- [SHORT PROBLEM]
Can you find the lines of the listing that include "A₁B₁C₁" and copy every one?

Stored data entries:

- - -

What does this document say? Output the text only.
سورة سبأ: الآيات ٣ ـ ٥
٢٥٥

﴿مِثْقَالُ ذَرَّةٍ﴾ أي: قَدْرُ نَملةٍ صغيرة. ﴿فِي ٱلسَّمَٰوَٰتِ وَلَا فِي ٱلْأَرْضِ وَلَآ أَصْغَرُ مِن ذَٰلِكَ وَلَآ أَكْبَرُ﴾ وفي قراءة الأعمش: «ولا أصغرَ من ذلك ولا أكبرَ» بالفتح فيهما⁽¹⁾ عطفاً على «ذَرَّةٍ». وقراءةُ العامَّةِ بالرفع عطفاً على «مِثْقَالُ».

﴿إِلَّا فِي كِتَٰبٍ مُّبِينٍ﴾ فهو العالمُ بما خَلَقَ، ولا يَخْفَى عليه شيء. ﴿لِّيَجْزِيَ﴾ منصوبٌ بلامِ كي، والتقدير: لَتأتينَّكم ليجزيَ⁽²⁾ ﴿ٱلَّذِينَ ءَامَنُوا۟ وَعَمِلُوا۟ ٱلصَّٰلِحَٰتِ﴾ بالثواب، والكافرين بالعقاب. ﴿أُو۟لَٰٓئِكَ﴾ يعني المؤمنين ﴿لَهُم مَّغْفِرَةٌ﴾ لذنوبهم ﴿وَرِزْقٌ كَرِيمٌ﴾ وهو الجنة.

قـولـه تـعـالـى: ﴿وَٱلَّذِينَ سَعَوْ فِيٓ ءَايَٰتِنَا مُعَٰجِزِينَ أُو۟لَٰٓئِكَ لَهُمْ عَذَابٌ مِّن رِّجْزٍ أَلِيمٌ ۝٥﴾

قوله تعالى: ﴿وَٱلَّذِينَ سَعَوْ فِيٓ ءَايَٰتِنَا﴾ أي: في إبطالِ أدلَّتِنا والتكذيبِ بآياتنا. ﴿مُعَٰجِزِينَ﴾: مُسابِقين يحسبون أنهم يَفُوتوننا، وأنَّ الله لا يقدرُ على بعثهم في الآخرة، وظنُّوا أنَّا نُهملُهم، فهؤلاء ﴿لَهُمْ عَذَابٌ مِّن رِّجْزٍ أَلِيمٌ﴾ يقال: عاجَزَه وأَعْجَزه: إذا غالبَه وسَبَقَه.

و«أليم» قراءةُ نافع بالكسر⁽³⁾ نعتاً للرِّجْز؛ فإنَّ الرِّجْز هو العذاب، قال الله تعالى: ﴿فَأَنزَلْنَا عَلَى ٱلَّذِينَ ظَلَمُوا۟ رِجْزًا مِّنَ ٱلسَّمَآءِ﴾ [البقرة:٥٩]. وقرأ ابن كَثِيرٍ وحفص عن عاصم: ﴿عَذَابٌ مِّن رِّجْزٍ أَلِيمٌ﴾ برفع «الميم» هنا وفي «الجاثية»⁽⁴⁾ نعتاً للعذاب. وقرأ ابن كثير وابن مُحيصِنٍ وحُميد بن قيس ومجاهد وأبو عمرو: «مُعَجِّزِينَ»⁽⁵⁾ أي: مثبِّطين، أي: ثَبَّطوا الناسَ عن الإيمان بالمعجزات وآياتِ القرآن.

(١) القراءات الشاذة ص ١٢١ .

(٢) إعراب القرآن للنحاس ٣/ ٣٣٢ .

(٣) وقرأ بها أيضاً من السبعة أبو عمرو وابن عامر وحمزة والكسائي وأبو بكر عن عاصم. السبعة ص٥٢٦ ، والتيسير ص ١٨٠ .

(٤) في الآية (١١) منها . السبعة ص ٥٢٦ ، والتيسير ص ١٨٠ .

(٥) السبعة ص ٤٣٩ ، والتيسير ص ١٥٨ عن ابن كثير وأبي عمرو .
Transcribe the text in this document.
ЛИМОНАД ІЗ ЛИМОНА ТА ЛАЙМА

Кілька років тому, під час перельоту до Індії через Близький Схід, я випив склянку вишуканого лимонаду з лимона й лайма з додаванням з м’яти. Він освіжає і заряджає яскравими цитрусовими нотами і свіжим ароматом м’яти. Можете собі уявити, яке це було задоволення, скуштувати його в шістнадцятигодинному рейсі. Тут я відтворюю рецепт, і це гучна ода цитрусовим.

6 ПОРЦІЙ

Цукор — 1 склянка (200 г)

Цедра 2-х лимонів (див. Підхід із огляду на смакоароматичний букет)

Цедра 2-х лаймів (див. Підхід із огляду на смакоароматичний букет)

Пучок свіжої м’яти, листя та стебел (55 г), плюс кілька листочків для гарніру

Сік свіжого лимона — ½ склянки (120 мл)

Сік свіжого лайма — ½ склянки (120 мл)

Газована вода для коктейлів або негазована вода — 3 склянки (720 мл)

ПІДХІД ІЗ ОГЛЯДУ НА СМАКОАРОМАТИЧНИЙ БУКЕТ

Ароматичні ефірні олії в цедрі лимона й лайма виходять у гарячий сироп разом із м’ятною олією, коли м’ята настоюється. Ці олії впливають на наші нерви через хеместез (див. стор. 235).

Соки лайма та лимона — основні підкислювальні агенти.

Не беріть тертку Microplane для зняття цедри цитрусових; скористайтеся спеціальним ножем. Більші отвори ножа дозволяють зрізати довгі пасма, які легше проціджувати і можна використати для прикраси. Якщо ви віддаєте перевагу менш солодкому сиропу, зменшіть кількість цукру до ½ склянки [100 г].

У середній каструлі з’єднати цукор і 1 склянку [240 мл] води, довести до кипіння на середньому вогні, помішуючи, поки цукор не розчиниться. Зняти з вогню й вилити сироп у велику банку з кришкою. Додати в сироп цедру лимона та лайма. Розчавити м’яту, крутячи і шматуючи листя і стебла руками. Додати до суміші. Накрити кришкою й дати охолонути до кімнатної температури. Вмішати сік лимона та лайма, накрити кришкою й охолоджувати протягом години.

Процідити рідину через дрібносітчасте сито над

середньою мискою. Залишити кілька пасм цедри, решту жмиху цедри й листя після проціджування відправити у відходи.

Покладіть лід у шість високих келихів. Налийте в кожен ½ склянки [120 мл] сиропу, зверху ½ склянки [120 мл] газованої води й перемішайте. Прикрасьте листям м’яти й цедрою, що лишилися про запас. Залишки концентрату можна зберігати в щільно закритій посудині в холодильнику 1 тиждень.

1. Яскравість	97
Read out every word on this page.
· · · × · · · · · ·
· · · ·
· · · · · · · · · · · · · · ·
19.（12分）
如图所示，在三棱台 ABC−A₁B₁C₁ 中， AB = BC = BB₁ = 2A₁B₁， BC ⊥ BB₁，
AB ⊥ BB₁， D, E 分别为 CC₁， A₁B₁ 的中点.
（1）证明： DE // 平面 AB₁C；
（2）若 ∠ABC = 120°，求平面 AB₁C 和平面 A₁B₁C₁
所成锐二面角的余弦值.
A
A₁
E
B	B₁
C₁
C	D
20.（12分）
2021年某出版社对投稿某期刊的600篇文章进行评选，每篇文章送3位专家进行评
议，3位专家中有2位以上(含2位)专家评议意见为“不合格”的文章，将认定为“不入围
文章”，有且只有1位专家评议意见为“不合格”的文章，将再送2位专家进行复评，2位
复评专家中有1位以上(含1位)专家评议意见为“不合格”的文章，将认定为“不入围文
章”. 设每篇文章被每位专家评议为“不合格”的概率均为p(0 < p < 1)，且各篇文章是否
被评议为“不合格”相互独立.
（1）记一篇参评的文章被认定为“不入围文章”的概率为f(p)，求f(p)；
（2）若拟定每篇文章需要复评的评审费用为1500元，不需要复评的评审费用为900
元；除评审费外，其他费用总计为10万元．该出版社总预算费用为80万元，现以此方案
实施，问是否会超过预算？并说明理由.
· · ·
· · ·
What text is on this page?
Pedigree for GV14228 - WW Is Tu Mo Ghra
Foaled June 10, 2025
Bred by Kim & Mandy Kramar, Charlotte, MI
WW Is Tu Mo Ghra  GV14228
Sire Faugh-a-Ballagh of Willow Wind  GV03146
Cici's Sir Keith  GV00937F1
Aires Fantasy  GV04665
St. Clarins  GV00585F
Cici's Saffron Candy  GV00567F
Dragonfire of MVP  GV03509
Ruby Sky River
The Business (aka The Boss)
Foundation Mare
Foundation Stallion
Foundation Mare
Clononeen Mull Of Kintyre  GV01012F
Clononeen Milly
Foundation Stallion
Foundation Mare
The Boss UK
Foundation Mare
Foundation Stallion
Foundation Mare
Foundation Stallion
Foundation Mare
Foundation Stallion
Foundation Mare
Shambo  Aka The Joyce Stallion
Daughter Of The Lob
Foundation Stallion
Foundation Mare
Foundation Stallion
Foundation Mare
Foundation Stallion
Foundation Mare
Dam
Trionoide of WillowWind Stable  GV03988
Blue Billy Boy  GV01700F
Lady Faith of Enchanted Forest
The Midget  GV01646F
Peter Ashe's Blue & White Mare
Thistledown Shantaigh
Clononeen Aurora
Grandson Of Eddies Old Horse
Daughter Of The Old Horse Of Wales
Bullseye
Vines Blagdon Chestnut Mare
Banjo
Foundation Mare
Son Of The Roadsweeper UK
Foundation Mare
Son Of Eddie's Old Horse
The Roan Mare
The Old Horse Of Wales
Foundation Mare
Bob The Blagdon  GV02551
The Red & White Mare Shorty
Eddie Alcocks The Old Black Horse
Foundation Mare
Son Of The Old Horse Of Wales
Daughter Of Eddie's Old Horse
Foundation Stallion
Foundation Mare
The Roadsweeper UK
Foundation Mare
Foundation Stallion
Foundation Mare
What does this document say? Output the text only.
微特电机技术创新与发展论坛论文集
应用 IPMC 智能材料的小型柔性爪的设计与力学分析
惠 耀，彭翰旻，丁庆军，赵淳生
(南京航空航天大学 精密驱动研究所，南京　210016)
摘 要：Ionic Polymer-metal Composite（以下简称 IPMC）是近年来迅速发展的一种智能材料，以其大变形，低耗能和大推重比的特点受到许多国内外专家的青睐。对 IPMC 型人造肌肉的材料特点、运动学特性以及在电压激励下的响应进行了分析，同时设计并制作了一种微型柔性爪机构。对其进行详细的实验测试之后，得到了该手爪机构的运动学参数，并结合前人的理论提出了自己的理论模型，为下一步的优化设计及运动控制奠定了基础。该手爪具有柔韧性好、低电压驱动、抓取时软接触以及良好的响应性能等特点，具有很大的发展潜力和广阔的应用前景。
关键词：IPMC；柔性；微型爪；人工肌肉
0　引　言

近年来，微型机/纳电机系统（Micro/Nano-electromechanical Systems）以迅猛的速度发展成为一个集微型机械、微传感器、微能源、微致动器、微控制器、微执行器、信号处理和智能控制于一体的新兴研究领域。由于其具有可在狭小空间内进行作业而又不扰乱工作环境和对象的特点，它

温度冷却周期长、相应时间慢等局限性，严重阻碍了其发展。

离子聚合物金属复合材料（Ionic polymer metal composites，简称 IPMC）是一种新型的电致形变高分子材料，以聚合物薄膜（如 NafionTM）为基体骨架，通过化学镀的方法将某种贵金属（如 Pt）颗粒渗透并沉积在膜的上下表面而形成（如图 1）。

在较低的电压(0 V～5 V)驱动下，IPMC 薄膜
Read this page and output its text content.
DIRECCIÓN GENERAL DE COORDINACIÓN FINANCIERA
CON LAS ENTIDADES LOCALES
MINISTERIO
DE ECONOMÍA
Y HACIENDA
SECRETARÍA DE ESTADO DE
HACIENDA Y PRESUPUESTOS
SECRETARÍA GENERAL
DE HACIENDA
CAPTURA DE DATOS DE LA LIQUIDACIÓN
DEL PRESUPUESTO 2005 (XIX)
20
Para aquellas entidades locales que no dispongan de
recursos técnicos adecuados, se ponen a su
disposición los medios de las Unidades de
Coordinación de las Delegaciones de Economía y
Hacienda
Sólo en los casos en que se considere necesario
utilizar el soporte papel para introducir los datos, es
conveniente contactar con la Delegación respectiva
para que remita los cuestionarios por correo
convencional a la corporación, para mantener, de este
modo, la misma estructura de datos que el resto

- - -

- [SOLUTION]
如图所示，在三棱台 ABC−A₁B₁C₁ 中， AB = BC = BB₁ = 2A₁B₁， BC ⊥ BB₁，
（2）若 ∠ABC = 120°，求平面 AB₁C 和平面 A₁B₁C₁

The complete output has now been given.